# Task prompt:
Only the number is wanted: how many lines in the data contain "WCET"?

# Records that describe figures:
****

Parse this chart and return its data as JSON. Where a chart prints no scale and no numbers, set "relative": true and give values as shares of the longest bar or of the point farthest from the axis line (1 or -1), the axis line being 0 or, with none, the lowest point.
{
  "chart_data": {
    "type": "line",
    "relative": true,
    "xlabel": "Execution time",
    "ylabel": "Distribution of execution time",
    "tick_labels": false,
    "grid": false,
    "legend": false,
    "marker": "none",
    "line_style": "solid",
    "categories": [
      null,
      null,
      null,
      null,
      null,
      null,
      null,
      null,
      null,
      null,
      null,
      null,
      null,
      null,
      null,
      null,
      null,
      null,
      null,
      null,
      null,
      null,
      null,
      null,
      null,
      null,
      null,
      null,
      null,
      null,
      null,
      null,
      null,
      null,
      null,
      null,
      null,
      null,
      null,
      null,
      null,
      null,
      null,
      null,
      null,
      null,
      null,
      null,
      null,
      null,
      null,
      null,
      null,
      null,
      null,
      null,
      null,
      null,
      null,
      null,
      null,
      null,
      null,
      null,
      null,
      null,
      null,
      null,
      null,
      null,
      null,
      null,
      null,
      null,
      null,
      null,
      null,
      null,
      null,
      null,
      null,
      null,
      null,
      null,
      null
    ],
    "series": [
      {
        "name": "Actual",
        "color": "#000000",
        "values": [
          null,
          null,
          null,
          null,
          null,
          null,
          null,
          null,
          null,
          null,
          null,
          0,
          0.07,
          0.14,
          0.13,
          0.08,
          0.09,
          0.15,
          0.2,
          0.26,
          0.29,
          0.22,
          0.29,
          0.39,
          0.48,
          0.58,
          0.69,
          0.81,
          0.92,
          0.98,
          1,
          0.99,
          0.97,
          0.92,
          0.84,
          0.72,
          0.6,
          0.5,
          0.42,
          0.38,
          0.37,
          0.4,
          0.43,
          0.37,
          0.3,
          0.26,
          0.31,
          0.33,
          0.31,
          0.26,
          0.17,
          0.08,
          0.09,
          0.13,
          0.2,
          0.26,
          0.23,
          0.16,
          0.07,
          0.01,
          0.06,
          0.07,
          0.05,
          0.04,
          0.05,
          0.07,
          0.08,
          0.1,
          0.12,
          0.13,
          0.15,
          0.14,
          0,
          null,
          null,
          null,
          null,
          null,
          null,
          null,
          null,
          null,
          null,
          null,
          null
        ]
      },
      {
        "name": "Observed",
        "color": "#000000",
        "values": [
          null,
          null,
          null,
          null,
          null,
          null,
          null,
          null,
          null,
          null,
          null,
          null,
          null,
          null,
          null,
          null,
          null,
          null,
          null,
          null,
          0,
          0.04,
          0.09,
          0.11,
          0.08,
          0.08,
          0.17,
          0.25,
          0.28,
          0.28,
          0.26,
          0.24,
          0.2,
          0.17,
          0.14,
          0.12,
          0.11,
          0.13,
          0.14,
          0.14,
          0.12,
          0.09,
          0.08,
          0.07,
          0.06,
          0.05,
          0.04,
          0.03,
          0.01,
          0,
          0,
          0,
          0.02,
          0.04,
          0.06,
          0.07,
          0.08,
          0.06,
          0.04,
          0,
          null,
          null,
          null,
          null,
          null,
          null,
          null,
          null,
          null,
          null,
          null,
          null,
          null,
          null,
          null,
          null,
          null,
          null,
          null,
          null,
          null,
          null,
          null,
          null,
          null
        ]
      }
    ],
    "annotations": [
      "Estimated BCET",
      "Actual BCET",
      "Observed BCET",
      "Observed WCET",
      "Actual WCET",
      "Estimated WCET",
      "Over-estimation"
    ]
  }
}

****

# Task answer:
3